Repeat the records word for word from their start through the line that contains "The exterior end face 35 is at (470, 186).", including that line, and leave out the pictures.

Provided material.
▼▼▼

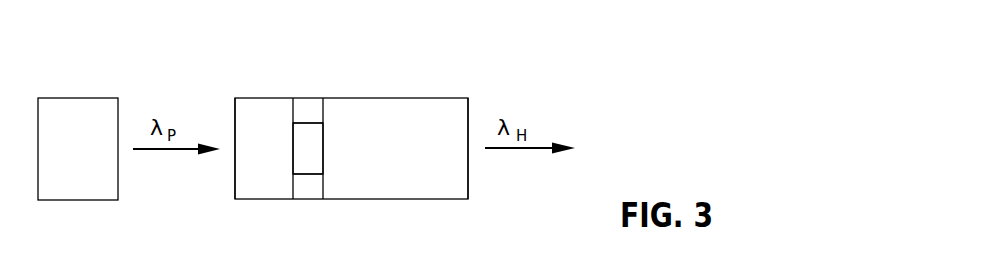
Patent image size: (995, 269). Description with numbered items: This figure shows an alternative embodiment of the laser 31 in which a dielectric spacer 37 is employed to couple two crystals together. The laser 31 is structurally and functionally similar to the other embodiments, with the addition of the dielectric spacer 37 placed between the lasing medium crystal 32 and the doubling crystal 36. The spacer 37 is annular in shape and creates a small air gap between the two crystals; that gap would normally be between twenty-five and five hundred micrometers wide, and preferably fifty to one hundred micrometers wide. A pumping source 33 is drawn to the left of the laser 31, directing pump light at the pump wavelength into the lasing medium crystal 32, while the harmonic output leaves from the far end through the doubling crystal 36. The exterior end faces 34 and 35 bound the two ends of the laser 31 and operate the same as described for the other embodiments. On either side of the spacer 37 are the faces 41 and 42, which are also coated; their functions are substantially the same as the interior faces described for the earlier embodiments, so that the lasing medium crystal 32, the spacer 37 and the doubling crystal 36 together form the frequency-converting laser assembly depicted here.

The laser 31 is at (345, 72).
The lasing medium crystal 32 is at (252, 107).
The pumping source 33 is at (79, 97).
The exterior end face 34 is at (234, 196).
The exterior end face 35 is at (470, 186).
The doubling crystal 36 is at (440, 108).
The dielectric spacer 37 is at (309, 190).
The face 41 is at (295, 163).
The face 42 is at (323, 143).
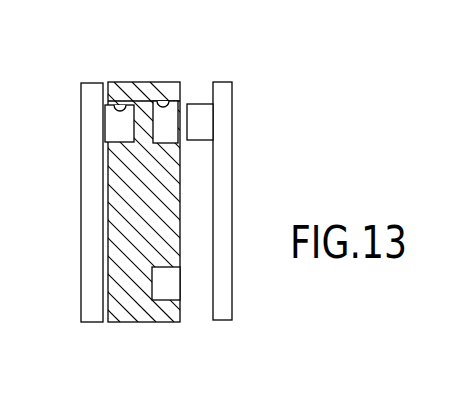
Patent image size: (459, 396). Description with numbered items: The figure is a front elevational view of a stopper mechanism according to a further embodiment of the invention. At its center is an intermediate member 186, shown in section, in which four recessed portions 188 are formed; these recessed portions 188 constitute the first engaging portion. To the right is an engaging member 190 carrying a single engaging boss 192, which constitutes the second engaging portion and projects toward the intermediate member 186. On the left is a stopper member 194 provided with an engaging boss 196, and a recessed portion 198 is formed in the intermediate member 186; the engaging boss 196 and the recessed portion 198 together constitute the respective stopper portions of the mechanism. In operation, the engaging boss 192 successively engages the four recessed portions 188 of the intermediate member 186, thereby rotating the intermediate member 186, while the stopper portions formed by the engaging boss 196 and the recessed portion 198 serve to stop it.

The intermediate member 186 is at (135, 315).
The recessed portions 188 is at (170, 108).
The engaging member 190 is at (223, 115).
The engaging boss 192 is at (197, 108).
The stopper member 194 is at (88, 101).
The engaging boss 196 is at (115, 128).
The recessed portion 198 is at (120, 108).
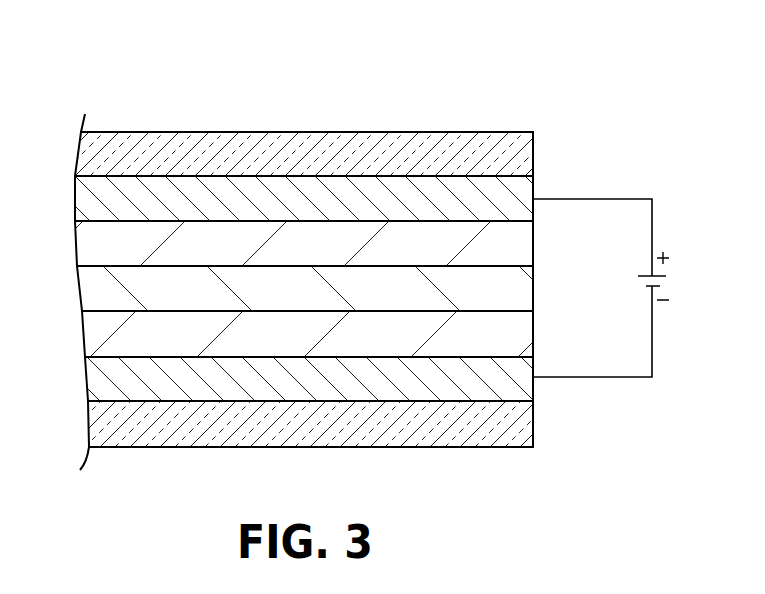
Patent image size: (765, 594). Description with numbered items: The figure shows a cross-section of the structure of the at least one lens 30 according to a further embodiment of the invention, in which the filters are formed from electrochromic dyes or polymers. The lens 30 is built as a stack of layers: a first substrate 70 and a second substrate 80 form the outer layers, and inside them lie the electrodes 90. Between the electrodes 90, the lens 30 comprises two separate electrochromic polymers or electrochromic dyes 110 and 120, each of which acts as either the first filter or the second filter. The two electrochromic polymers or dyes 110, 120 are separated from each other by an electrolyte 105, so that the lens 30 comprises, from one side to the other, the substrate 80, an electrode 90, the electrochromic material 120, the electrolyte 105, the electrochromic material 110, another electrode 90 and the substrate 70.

The lens 30 is at (389, 78).
The first substrate 70 is at (533, 423).
The second substrate 80 is at (533, 153).
The electrodes 90 is at (533, 190).
The electrolyte 105 is at (533, 288).
The electrochromic polymer or dye 110 is at (533, 333).
The electrochromic polymer or dye 120 is at (533, 245).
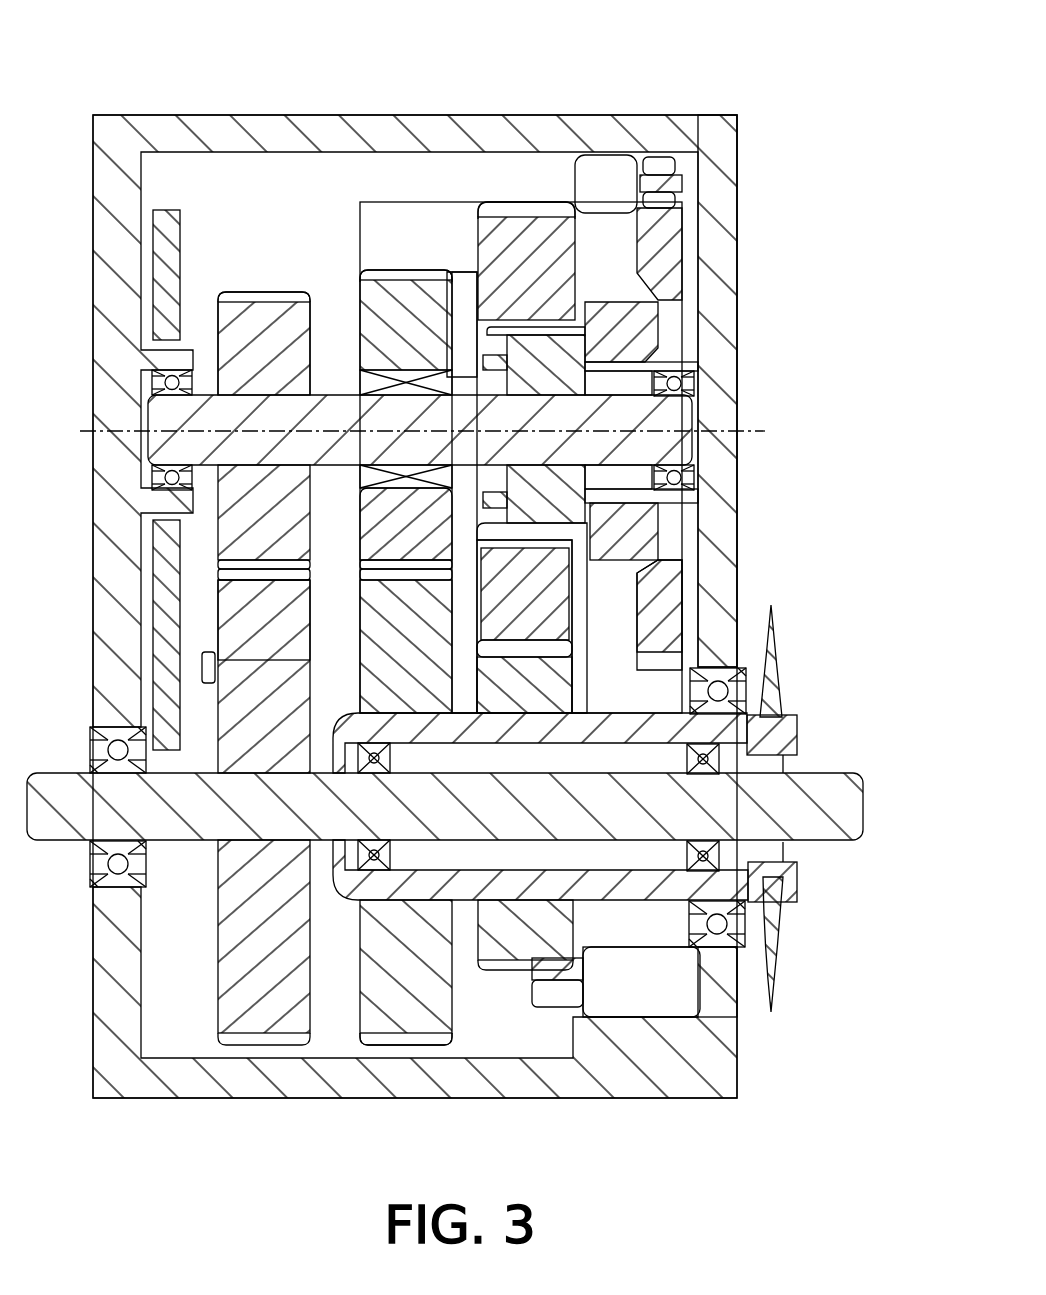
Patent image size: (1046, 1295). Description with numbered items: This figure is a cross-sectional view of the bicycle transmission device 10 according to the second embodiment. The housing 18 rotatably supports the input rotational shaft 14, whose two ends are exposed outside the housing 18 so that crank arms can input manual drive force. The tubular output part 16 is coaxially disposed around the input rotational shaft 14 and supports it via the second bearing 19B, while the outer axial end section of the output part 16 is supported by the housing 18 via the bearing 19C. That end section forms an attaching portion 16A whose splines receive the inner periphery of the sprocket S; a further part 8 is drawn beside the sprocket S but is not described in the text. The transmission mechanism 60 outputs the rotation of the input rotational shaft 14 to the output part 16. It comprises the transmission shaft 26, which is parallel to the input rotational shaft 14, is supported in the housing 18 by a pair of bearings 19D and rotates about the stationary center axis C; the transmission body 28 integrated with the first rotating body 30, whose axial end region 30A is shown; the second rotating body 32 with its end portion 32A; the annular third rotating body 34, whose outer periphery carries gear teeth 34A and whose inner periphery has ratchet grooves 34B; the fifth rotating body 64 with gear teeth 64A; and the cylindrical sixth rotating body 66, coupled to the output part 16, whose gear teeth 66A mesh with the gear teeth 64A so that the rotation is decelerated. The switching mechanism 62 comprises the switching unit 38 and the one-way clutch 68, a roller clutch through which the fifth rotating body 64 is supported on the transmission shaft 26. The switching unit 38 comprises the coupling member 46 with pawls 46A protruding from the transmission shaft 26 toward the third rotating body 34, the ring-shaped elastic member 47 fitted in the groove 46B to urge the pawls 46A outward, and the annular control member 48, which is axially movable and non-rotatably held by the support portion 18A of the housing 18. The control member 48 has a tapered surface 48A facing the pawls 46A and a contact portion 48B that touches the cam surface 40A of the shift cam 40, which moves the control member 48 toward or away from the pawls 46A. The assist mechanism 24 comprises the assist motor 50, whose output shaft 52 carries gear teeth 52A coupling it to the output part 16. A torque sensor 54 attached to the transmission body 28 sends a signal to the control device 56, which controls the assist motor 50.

The bicycle transmission device 10 is at (721, 70).
The housing 18 is at (738, 152).
The support portion 18A is at (737, 494).
The center axis C is at (766, 431).
The transmission shaft 26 is at (337, 395).
The input rotational shaft 14 is at (835, 774).
The second rotating body 32 is at (218, 302).
The first rotor core end 32A is at (280, 292).
The first rotating body 30 is at (310, 640).
The transmission body 28 is at (315, 650).
The second rotor core end 30A is at (285, 1058).
The fifth rotating body 64 is at (360, 286).
The gear teeth 64A is at (404, 270).
The one-way clutch 68 is at (360, 494).
The sixth rotating body 66 is at (452, 995).
The gear teeth 66A is at (398, 1058).
The control device 56 is at (180, 232).
The torque sensor 54 is at (202, 656).
The third rotating body 34 is at (578, 250).
The gear teeth 34A is at (500, 206).
The grooves 34B is at (462, 276).
The switching mechanism 62 is at (560, 178).
The shift cam 40 is at (682, 228).
The tapered surface 48A is at (606, 322).
The contact portion 48B is at (698, 326).
The coupling member 46 is at (698, 478).
The groove 46B is at (480, 352).
The elastic member 47 is at (490, 508).
The control member 48 is at (658, 530).
The cam surface 40A is at (682, 576).
The pawls 46A is at (582, 545).
The switching unit 38 is at (600, 638).
The output shaft 52 is at (545, 980).
The gear teeth 52A is at (575, 1007).
The assist motor 50 is at (612, 945).
The assist mechanism 24 is at (632, 1118).
The output part 16 is at (776, 690).
The sprocket S is at (784, 935).
The attaching portion 16A is at (792, 720).
The boss 8 is at (797, 878).
The bearings 19D is at (152, 382).
The second bearing 19B is at (720, 856).
The bearing 19C is at (746, 678).
The transmission mechanism 60 is at (343, 222).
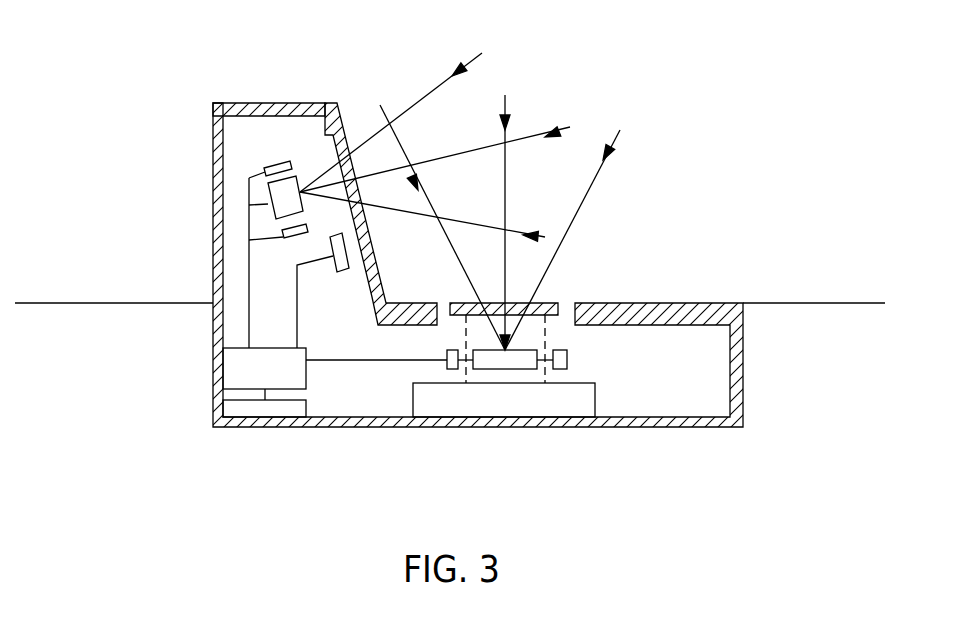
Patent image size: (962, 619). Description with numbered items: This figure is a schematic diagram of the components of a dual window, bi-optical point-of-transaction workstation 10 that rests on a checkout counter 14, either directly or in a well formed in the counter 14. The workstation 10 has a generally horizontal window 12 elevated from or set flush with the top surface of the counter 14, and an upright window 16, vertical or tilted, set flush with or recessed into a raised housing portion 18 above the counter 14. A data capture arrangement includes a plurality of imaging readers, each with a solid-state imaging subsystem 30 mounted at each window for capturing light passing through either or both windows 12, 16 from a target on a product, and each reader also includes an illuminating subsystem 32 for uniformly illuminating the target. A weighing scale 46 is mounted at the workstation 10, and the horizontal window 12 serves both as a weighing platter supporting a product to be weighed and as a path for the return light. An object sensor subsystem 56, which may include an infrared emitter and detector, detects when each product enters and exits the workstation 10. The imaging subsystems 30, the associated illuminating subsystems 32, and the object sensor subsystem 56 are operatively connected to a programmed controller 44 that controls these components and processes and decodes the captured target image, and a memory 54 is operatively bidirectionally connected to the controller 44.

The point-of-transaction workstation 10 is at (616, 230).
The generally horizontal window 12 is at (548, 303).
The counter 14 is at (48, 303).
The upright window 16 is at (372, 234).
The raised housing portion 18 is at (313, 103).
The solid-state imaging subsystem 30 is at (514, 437).
The illuminating subsystem 32 is at (580, 437).
The controller 44 is at (230, 364).
The weighing scale 46 is at (428, 400).
The memory 54 is at (230, 407).
The object sensor subsystem 56 is at (333, 256).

▲▲▲

Completed task.
Patent image size: (995, 269). Description with numbered items: This figure shows an alternative embodiment of the laser 31 in which a dielectric spacer 37 is employed to couple two crystals together. The laser 31 is structurally and functionally similar to the other embodiments, with the addition of the dielectric spacer 37 placed between the lasing medium crystal 32 and the doubling crystal 36. The spacer 37 is annular in shape and creates a small air gap between the two crystals; that gap would normally be between twenty-five and five hundred micrometers wide, and preferably fifty to one hundred micrometers wide. A pumping source 33 is drawn to the left of the laser 31, directing pump light at the pump wavelength into the lasing medium crystal 32, while the harmonic output leaves from the far end through the doubling crystal 36. The exterior end faces 34 and 35 bound the two ends of the laser 31 and operate the same as described for the other embodiments. On either side of the spacer 37 are the faces 41 and 42, which are also coated; their functions are substantially the same as the interior faces described for the earlier embodiments, so that the lasing medium crystal 32, the spacer 37 and the doubling crystal 36 together form the frequency-converting laser assembly depicted here.

The laser 31 is at (345, 72).
The lasing medium crystal 32 is at (252, 107).
The pumping source 33 is at (79, 97).
The exterior end face 34 is at (234, 196).
The exterior end face 35 is at (470, 186).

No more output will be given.